▸ Exercise prompt: Reproduce the farm passage below from "We learned very" to "as the pasture.", putting "galloping" in place of "running".

▸ Passage shown:
By late winter I began to look forward to warm weather and grass growing in the pastures. With some of my joints achy from the cold, tossing hay every morning and evening seemed less a pleasant stroll and more of a chore.

Being the steer’s first spring alone we weren’t sure what to expect from his grazing. Soon enough the grass was as tall as the sprinkler pipes. We are blessed with friends and neighbors who are glad to let their horses graze in our pastures and get the growth under control.

We learned very soon that, GeldingOne manages his stress from the move by running. In the tall grass he broke off three sprinklers in those first 48 hours. One pipe broke underground which complicated watering the seedling vegetable garden as well as the pasture.

The quickest solution:

    • Shut off and drain the irrigation sprinklers to repair them.
    • Cut the tall grass so the horse can see the pipes.
    • Run water to garden with hoses.

Then SouthernNeighbors lent us GeldingTwo.

GeldingTwo likes being the pasture boss and compliant GeldingOne is now calm and content with his new buddy and the steer. The pastoral peace restored, knowing their horses are in my loving care the two geldings’ humans can concentrate more on working their properties. If all goes as planned, Cole won’t need to mow again for months. Win-win-win.

For now, until Cole can repair the shattered pipe, Izzy and I haul hoses and lawn sprinklers around the vegetable garden and water tanks. Every. Single. Day. It’s time consuming and more than once I’ve been tempted to complain check Cole about his priorities. Fortunately, before inserting my foot into my mouth, as I walk the property back to my cottage I see everything from a different perspective and hold my peace.

“I consider that our present sufferings are not worth comparing with the glory that will be revealed in us. Romans 8:18 (NIV)”

But there’s more: Being around the gentle, nickering giants lifts my spirits and calms any anxieties that often tag along with me. The sounds of tails swooshing nearby, hooves touching ground (in case there’s an apple or carrot in a pocket) soothes me like little else does. Sure, I’m moving hoses and horses, chopping cheat grass, pulling tack weeds and thistle, but I’m also keeping my back, hips and knees in good working order – and who needs to count steps anymore…

Before I’m done watering the veggies I have a clear vision of where we must thin plants, hoe or pull weeds. As with most things in life, one hand washes the other. But God uses growing food and tending the livestock as a family to fuel my soul like nothing else ever.

Annnd the life lessons continue.

“And we know that in all things God works for the good of those who love him, who have been called according to his purpose.”

▸ Provided records:
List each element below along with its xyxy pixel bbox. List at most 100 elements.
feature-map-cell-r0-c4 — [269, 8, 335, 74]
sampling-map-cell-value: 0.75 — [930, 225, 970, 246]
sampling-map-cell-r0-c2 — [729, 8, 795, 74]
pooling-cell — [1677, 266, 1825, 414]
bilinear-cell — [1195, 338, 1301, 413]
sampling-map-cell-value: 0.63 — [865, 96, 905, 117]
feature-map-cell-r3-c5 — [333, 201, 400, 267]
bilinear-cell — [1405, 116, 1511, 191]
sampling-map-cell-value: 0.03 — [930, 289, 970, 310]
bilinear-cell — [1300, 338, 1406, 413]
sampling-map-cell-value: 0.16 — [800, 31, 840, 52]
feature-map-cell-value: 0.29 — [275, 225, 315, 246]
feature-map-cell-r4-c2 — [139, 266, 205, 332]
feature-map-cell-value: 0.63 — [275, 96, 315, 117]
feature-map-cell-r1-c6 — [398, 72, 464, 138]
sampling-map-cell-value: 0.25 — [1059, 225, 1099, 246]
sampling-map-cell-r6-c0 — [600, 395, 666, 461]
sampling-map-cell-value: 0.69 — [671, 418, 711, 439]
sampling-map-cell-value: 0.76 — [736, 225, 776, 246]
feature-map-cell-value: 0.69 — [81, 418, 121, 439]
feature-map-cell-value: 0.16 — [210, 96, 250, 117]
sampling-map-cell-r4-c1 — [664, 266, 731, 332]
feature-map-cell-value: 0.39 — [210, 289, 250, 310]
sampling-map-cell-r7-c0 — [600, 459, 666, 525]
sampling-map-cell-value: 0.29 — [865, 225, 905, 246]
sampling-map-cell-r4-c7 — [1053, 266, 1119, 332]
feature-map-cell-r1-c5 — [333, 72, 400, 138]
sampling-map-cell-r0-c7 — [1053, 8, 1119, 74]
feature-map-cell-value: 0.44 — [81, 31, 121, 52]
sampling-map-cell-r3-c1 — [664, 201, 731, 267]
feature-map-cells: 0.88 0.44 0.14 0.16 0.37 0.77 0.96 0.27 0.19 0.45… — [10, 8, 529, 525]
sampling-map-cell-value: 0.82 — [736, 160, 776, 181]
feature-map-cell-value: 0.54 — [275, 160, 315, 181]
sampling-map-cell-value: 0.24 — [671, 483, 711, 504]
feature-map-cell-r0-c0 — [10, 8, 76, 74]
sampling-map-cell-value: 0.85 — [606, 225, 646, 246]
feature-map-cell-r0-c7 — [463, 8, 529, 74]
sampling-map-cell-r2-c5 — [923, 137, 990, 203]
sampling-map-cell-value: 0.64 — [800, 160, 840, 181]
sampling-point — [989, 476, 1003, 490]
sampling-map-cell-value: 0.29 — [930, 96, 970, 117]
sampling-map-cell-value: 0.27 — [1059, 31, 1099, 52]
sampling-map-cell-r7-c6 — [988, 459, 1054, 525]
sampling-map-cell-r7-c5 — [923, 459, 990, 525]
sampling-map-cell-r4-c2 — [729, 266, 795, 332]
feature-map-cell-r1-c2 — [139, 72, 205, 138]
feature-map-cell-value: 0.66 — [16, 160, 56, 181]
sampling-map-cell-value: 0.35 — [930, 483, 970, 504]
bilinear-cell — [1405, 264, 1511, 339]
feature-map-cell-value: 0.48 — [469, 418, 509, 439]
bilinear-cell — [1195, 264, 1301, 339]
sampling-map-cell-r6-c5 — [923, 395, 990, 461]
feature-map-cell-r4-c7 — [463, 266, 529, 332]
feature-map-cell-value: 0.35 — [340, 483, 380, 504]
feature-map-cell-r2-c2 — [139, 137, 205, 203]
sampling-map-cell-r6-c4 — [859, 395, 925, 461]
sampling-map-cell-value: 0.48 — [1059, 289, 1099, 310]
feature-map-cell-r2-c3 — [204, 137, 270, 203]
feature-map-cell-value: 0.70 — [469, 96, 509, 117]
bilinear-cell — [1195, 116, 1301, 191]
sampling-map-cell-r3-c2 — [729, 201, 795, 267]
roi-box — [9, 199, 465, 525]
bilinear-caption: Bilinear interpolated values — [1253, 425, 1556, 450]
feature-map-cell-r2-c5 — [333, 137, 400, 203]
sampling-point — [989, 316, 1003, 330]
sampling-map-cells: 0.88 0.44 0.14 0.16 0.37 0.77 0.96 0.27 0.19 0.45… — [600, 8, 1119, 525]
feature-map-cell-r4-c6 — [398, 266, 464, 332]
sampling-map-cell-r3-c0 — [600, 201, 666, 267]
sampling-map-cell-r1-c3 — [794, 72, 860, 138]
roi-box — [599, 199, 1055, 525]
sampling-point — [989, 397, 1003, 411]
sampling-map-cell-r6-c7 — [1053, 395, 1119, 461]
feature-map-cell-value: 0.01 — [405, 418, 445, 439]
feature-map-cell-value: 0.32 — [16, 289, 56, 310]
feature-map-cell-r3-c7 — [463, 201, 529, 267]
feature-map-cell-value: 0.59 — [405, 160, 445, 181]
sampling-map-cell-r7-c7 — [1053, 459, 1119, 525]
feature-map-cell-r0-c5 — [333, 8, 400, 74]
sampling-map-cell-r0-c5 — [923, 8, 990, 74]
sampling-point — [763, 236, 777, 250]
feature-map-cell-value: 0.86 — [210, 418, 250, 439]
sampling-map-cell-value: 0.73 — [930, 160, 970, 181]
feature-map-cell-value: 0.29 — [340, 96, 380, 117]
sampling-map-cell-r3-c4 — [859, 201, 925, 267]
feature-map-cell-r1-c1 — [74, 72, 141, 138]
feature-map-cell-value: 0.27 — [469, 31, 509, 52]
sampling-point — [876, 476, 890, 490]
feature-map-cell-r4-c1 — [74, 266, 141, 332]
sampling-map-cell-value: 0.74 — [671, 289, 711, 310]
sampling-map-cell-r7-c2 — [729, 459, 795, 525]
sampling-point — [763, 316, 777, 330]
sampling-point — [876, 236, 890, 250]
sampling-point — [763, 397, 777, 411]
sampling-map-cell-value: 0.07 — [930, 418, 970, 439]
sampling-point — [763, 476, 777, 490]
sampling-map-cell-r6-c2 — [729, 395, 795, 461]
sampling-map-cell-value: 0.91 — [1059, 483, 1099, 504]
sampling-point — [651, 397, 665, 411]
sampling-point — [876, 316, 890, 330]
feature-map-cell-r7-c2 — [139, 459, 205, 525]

▸ Solution to this task:
We learned very soon that, GeldingOne manages his stress from the move by galloping. In the tall grass he broke off three sprinklers in those first 48 hours. One pipe broke underground which complicated watering the seedling vegetable garden as well as the pasture.